■ TASK DIRECTIONS ■
Copy out every record precisely.

■ SUPPLIED DATA ■
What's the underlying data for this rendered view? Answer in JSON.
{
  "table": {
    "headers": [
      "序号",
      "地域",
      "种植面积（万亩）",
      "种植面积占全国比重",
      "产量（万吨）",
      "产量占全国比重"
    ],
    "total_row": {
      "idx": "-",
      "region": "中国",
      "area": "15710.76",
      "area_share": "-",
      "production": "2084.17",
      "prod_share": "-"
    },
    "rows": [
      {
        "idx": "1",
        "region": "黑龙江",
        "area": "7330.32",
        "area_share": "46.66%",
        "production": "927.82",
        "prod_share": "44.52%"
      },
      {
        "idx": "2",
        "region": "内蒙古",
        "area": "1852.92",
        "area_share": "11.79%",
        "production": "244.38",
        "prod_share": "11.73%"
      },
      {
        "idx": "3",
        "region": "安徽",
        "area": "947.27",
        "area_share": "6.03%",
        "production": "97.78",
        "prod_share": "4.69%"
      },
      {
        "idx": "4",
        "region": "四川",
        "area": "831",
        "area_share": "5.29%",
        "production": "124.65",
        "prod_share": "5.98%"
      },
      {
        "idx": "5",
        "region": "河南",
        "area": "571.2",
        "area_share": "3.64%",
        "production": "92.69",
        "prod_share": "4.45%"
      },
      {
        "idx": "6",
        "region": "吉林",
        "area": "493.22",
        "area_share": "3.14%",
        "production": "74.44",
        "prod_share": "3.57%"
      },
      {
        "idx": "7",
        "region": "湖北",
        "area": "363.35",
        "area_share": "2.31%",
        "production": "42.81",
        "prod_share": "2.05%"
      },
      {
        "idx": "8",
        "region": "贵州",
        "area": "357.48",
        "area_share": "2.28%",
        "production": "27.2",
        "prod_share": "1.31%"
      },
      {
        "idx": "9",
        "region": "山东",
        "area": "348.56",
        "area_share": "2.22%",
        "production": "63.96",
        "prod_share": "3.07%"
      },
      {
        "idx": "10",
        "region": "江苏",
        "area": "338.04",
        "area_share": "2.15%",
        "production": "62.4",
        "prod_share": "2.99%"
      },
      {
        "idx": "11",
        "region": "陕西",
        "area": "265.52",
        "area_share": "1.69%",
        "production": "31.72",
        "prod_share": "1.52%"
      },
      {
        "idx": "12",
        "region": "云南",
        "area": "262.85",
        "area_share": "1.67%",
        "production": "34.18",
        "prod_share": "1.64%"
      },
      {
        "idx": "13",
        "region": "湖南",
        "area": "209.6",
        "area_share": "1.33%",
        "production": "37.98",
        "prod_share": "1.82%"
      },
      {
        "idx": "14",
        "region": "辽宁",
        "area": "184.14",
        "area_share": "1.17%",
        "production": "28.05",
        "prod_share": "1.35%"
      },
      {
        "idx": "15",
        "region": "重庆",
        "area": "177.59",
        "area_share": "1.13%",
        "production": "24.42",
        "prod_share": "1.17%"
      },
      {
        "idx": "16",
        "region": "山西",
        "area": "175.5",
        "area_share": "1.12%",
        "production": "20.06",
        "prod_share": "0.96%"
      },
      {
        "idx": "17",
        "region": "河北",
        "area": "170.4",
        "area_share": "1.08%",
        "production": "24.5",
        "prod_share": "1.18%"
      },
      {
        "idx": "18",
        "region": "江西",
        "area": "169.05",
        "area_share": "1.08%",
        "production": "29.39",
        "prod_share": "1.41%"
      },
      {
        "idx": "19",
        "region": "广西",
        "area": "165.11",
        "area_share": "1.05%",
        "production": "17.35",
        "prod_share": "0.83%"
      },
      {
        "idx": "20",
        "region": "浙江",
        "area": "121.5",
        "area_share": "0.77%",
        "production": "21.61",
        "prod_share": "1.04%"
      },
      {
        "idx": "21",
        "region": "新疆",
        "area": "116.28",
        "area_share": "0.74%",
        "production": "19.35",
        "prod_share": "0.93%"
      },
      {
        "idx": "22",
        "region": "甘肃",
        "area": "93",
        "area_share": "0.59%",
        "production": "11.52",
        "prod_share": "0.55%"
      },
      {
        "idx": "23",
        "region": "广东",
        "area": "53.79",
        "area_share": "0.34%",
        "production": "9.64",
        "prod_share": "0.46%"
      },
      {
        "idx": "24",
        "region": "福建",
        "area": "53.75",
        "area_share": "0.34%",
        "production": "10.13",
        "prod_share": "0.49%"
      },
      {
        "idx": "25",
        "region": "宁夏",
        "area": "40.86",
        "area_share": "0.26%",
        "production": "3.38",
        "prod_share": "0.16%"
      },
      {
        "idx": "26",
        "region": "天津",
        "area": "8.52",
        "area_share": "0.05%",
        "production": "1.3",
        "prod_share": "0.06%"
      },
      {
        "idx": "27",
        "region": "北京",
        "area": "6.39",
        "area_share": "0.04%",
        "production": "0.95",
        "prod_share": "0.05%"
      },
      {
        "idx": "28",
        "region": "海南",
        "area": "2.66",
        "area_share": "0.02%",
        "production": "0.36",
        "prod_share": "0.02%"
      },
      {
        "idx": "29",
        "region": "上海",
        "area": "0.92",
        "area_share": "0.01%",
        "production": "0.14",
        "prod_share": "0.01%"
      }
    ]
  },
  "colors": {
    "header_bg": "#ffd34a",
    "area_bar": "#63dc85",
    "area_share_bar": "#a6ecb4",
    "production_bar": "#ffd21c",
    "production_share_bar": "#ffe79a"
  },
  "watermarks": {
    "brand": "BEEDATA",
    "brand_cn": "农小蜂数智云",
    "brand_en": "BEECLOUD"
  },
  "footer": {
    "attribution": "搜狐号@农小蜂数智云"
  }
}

■ RESULT BELOW ■
What's the underlying data for this rendered view? Answer in JSON.
{
  "table": {
    "headers": [
      "序号",
      "地域",
      "种植面积（万亩）",
      "种植面积占全国比重",
      "产量（万吨）",
      "产量占全国比重"
    ],
    "total_row": {
      "idx": "-",
      "region": "中国",
      "area": "15710.76",
      "area_share": "-",
      "production": "2084.17",
      "prod_share": "-"
    },
    "rows": [
      {
        "idx": "1",
        "region": "黑龙江",
        "area": "7330.32",
        "area_share": "46.66%",
        "production": "927.82",
        "prod_share": "44.52%"
      },
      {
        "idx": "2",
        "region": "内蒙古",
        "area": "1852.92",
        "area_share": "11.79%",
        "production": "244.38",
        "prod_share": "11.73%"
      },
      {
        "idx": "3",
        "region": "安徽",
        "area": "947.27",
        "area_share": "6.03%",
        "production": "97.78",
        "prod_share": "4.69%"
      },
      {
        "idx": "4",
        "region": "四川",
        "area": "831",
        "area_share": "5.29%",
        "production": "124.65",
        "prod_share": "5.98%"
      },
      {
        "idx": "5",
        "region": "河南",
        "area": "571.2",
        "area_share": "3.64%",
        "production": "92.69",
        "prod_share": "4.45%"
      },
      {
        "idx": "6",
        "region": "吉林",
        "area": "493.22",
        "area_share": "3.14%",
        "production": "74.44",
        "prod_share": "3.57%"
      },
      {
        "idx": "7",
        "region": "湖北",
        "area": "363.35",
        "area_share": "2.31%",
        "production": "42.81",
        "prod_share": "2.05%"
      },
      {
        "idx": "8",
        "region": "贵州",
        "area": "357.48",
        "area_share": "2.28%",
        "production": "27.2",
        "prod_share": "1.31%"
      },
      {
        "idx": "9",
        "region": "山东",
        "area": "348.56",
        "area_share": "2.22%",
        "production": "63.96",
        "prod_share": "3.07%"
      },
      {
        "idx": "10",
        "region": "江苏",
        "area": "338.04",
        "area_share": "2.15%",
        "production": "62.4",
        "prod_share": "2.99%"
      },
      {
        "idx": "11",
        "region": "陕西",
        "area": "265.52",
        "area_share": "1.69%",
        "production": "31.72",
        "prod_share": "1.52%"
      },
      {
        "idx": "12",
        "region": "云南",
        "area": "262.85",
        "area_share": "1.67%",
        "production": "34.18",
        "prod_share": "1.64%"
      },
      {
        "idx": "13",
        "region": "湖南",
        "area": "209.6",
        "area_share": "1.33%",
        "production": "37.98",
        "prod_share": "1.82%"
      },
      {
        "idx": "14",
        "region": "辽宁",
        "area": "184.14",
        "area_share": "1.17%",
        "production": "28.05",
        "prod_share": "1.35%"
      },
      {
        "idx": "15",
        "region": "重庆",
        "area": "177.59",
        "area_share": "1.13%",
        "production": "24.42",
        "prod_share": "1.17%"
      },
      {
        "idx": "16",
        "region": "山西",
        "area": "175.5",
        "area_share": "1.12%",
        "production": "20.06",
        "prod_share": "0.96%"
      },
      {
        "idx": "17",
        "region": "河北",
        "area": "170.4",
        "area_share": "1.08%",
        "production": "24.5",
        "prod_share": "1.18%"
      },
      {
        "idx": "18",
        "region": "江西",
        "area": "169.05",
        "area_share": "1.08%",
        "production": "29.39",
        "prod_share": "1.41%"
      },
      {
        "idx": "19",
        "region": "广西",
        "area": "165.11",
        "area_share": "1.05%",
        "production": "17.35",
        "prod_share": "0.83%"
      },
      {
        "idx": "20",
        "region": "浙江",
        "area": "121.5",
        "area_share": "0.77%",
        "production": "21.61",
        "prod_share": "1.04%"
      },
      {
        "idx": "21",
        "region": "新疆",
        "area": "116.28",
        "area_share": "0.74%",
        "production": "19.35",
        "prod_share": "0.93%"
      },
      {
        "idx": "22",
        "region": "甘肃",
        "area": "93",
        "area_share": "0.59%",
        "production": "11.52",
        "prod_share": "0.55%"
      },
      {
        "idx": "23",
        "region": "广东",
        "area": "53.79",
        "area_share": "0.34%",
        "production": "9.64",
        "prod_share": "0.46%"
      },
      {
        "idx": "24",
        "region": "福建",
        "area": "53.75",
        "area_share": "0.34%",
        "production": "10.13",
        "prod_share": "0.49%"
      },
      {
        "idx": "25",
        "region": "宁夏",
        "area": "40.86",
        "area_share": "0.26%",
        "production": "3.38",
        "prod_share": "0.16%"
      },
      {
        "idx": "26",
        "region": "天津",
        "area": "8.52",
        "area_share": "0.05%",
        "production": "1.3",
        "prod_share": "0.06%"
      },
      {
        "idx": "27",
        "region": "北京",
        "area": "6.39",
        "area_share": "0.04%",
        "production": "0.95",
        "prod_share": "0.05%"
      },
      {
        "idx": "28",
        "region": "海南",
        "area": "2.66",
        "area_share": "0.02%",
        "production": "0.36",
        "prod_share": "0.02%"
      },
      {
        "idx": "29",
        "region": "上海",
        "area": "0.92",
        "area_share": "0.01%",
        "production": "0.14",
        "prod_share": "0.01%"
      }
    ]
  },
  "colors": {
    "header_bg": "#ffd34a",
    "area_bar": "#63dc85",
    "area_share_bar": "#a6ecb4",
    "production_bar": "#ffd21c",
    "production_share_bar": "#ffe79a"
  },
  "watermarks": {
    "brand": "BEEDATA",
    "brand_cn": "农小蜂数智云",
    "brand_en": "BEECLOUD"
  },
  "footer": {
    "attribution": "搜狐号@农小蜂数智云"
  }
}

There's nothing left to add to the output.